• **Goal of the exercise**: Find each line containing the string "title" and return it.

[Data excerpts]

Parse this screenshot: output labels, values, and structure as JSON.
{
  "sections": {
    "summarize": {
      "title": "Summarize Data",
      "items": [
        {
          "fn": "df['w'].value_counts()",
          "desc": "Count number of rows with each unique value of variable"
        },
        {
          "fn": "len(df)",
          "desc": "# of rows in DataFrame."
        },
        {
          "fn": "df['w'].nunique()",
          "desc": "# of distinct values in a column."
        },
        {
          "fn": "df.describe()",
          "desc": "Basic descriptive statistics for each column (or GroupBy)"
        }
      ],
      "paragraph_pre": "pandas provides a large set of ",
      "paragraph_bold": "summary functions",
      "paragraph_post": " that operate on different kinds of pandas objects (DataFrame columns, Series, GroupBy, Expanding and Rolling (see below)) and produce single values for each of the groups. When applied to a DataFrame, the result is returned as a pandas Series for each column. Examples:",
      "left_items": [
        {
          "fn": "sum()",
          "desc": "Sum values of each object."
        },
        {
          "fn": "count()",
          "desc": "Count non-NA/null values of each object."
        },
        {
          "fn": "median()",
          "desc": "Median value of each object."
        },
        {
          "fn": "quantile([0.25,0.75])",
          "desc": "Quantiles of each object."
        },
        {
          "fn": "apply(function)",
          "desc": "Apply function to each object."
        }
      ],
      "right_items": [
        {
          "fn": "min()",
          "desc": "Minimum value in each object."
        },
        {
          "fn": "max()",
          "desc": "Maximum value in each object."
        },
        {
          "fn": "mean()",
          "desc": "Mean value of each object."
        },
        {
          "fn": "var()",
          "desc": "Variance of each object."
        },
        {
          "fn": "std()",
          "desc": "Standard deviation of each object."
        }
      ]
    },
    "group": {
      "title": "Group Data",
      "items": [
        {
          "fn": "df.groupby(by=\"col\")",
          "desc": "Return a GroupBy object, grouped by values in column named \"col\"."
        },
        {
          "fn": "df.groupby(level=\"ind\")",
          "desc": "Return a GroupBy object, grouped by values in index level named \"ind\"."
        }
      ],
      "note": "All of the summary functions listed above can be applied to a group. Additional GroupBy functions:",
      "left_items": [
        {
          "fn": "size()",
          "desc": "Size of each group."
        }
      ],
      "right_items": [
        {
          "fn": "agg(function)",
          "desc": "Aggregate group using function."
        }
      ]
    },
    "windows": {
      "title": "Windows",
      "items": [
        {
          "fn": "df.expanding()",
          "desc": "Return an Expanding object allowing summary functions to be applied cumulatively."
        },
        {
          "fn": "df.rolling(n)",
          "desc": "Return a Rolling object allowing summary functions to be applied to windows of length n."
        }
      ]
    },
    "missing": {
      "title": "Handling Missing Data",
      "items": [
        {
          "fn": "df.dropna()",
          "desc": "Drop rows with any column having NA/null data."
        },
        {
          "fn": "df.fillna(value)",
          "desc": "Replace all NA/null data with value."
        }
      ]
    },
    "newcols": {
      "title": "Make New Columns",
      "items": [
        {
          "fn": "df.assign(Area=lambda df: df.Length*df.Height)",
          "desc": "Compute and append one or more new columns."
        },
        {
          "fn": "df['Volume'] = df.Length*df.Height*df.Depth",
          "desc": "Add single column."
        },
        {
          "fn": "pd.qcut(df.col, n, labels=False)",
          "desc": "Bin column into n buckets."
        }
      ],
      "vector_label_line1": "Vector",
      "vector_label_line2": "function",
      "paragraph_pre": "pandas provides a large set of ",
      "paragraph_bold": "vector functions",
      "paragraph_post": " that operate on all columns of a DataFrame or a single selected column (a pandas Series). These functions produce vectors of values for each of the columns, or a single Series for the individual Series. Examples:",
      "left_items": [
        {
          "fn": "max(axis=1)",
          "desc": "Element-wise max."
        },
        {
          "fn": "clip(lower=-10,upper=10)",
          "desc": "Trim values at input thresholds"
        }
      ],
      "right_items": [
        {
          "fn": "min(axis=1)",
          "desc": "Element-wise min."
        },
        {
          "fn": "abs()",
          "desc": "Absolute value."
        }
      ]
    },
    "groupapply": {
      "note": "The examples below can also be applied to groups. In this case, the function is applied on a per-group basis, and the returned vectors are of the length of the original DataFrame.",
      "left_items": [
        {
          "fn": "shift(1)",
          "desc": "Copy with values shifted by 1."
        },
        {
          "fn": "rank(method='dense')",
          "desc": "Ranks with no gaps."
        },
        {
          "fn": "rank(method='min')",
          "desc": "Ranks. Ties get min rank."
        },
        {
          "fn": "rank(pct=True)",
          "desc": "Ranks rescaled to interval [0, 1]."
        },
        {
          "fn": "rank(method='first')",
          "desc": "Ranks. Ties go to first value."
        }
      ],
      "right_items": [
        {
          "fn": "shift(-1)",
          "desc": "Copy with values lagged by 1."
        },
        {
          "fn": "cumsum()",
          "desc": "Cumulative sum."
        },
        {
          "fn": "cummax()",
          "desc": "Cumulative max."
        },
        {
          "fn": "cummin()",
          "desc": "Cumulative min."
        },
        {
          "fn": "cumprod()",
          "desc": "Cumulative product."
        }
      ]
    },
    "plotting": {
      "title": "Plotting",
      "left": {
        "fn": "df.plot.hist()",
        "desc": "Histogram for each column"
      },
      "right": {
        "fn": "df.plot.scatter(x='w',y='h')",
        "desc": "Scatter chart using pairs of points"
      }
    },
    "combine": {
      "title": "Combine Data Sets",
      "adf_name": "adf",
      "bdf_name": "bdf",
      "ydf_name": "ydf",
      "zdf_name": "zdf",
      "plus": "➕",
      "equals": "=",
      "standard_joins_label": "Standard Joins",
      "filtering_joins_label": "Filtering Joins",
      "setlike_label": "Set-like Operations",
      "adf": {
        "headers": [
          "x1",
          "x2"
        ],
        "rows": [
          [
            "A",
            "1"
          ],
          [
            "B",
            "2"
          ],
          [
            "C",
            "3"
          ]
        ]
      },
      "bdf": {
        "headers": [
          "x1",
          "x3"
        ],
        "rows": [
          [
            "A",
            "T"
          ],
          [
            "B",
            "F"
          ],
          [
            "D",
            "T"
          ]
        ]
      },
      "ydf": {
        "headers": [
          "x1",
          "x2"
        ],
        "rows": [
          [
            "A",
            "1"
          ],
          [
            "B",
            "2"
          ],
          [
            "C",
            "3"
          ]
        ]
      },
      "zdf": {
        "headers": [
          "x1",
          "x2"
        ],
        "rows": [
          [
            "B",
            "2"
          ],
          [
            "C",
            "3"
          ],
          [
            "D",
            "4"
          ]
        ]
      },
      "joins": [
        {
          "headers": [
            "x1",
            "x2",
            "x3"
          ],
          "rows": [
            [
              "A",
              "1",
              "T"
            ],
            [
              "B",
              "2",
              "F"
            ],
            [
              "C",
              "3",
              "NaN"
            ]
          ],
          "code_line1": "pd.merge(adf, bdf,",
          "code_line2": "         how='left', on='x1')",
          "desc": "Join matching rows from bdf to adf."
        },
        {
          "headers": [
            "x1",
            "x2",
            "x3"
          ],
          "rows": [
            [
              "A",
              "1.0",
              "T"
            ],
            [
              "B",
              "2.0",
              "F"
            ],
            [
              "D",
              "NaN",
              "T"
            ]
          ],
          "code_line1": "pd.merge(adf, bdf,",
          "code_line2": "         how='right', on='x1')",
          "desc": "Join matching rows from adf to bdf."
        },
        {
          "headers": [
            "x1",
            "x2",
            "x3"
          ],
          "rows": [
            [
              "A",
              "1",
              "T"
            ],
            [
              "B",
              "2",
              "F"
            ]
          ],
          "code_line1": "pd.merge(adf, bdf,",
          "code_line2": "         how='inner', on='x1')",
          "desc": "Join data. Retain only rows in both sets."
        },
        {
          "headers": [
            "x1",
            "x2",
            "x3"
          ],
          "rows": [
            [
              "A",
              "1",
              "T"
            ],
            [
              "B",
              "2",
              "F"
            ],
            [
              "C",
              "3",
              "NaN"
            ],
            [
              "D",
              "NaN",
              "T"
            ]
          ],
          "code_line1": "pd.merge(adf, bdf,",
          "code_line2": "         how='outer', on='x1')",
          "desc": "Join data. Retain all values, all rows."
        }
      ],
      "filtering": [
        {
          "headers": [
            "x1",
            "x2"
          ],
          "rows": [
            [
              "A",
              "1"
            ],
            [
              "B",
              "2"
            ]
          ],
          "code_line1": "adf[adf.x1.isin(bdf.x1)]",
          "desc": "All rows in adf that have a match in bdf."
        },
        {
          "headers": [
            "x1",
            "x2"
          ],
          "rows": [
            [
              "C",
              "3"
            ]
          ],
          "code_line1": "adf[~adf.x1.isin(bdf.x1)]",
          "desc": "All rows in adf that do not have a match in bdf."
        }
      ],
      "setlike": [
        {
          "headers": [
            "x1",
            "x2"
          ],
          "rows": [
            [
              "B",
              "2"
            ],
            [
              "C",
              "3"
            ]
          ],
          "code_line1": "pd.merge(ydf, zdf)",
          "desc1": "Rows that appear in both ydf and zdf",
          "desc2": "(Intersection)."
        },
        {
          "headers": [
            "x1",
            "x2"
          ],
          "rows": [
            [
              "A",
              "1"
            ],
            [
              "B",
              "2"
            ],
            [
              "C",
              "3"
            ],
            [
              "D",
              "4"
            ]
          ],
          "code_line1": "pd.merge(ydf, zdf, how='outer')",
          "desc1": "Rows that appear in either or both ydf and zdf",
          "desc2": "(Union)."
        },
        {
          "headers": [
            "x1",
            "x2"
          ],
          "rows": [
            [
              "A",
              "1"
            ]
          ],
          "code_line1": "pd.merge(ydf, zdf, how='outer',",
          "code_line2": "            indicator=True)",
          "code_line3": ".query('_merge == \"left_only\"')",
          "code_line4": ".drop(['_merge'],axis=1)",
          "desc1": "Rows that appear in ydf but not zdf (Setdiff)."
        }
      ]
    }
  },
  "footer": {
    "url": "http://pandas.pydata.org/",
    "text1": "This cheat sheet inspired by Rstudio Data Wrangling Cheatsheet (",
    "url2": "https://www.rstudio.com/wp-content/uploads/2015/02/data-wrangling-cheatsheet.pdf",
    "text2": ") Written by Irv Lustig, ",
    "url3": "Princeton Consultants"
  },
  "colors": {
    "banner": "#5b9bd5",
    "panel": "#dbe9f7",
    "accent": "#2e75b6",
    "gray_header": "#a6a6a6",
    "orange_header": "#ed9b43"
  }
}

• **Reply**:
      "title": "Summarize Data",
      "title": "Group Data",
      "title": "Windows",
      "title": "Handling Missing Data",
      "title": "Make New Columns",
      "title": "Plotting",
      "title": "Combine Data Sets",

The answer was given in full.